## Problem to work on:
Go through the entries below and collect each line with the string "color" in it.

* BEGIN *

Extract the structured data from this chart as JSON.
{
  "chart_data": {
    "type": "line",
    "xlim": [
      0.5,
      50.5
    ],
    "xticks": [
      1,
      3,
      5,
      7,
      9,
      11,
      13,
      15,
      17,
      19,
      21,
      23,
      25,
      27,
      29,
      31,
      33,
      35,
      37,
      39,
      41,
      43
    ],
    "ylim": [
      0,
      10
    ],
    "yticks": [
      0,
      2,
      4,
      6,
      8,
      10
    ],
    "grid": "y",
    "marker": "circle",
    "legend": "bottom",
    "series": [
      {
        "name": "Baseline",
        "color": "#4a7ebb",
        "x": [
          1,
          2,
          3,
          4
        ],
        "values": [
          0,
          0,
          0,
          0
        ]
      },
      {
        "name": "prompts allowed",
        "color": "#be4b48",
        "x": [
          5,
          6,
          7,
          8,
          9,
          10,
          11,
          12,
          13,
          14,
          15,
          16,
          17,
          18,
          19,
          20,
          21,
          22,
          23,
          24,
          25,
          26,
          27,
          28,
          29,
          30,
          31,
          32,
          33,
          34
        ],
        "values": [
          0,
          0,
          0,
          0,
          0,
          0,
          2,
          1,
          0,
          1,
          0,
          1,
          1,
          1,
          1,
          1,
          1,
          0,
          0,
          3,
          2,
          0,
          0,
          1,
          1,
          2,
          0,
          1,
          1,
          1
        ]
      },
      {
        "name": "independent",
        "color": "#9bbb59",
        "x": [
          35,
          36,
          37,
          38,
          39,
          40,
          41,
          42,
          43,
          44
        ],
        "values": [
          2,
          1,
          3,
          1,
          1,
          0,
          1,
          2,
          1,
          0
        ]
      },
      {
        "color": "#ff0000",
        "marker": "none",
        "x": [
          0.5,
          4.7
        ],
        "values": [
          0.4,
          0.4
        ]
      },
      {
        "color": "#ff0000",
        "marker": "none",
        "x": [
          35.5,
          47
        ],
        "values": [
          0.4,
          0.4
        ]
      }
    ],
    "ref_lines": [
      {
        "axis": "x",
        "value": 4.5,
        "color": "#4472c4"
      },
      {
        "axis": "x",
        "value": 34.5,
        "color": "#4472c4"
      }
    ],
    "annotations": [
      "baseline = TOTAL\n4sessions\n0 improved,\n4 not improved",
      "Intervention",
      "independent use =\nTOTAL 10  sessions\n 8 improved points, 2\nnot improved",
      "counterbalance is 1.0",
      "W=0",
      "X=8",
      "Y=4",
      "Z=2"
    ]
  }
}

* END *

## Result of the exercise:
        "color": "#4a7ebb",
        "color": "#be4b48",
        "color": "#9bbb59",
        "color": "#ff0000",
        "color": "#ff0000",
        "color": "#4472c4"
        "color": "#4472c4"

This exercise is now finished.